**JOB**: In the entries that follow, find the word "Code" and report each line it is on.

**STORED ROWS**:
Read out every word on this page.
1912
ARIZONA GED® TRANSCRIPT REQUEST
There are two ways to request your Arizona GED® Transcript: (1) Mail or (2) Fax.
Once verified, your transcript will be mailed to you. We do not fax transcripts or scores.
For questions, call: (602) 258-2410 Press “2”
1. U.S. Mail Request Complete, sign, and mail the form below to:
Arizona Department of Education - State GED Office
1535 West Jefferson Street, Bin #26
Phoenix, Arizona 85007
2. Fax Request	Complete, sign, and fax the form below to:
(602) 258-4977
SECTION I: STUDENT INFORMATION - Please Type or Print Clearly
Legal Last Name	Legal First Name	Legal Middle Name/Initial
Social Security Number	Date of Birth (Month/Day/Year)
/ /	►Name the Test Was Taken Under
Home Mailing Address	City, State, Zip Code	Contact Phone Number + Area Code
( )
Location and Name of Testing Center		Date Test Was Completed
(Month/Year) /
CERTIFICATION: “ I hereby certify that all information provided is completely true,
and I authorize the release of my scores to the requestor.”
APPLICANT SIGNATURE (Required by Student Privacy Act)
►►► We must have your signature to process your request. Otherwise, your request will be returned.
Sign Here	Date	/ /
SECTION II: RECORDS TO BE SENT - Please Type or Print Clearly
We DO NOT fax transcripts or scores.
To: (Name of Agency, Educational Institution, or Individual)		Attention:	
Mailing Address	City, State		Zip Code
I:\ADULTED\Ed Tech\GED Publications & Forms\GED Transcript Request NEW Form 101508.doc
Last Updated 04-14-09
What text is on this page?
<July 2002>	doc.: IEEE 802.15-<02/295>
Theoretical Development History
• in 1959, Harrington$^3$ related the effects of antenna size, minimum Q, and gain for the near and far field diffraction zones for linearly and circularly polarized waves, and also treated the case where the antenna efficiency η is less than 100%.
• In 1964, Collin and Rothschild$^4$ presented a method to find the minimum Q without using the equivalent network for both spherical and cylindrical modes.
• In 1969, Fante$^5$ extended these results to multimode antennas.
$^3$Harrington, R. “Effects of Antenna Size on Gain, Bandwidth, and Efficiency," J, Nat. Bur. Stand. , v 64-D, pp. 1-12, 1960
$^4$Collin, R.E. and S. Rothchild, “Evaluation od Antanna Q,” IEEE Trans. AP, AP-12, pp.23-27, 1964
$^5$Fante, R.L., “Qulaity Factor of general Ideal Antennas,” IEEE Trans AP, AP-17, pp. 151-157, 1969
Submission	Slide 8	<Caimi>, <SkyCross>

**EXERCISE ANSWER**:
Home Mailing Address	City, State, Zip Code	Contact Phone Number + Area Code
Mailing Address	City, State		Zip Code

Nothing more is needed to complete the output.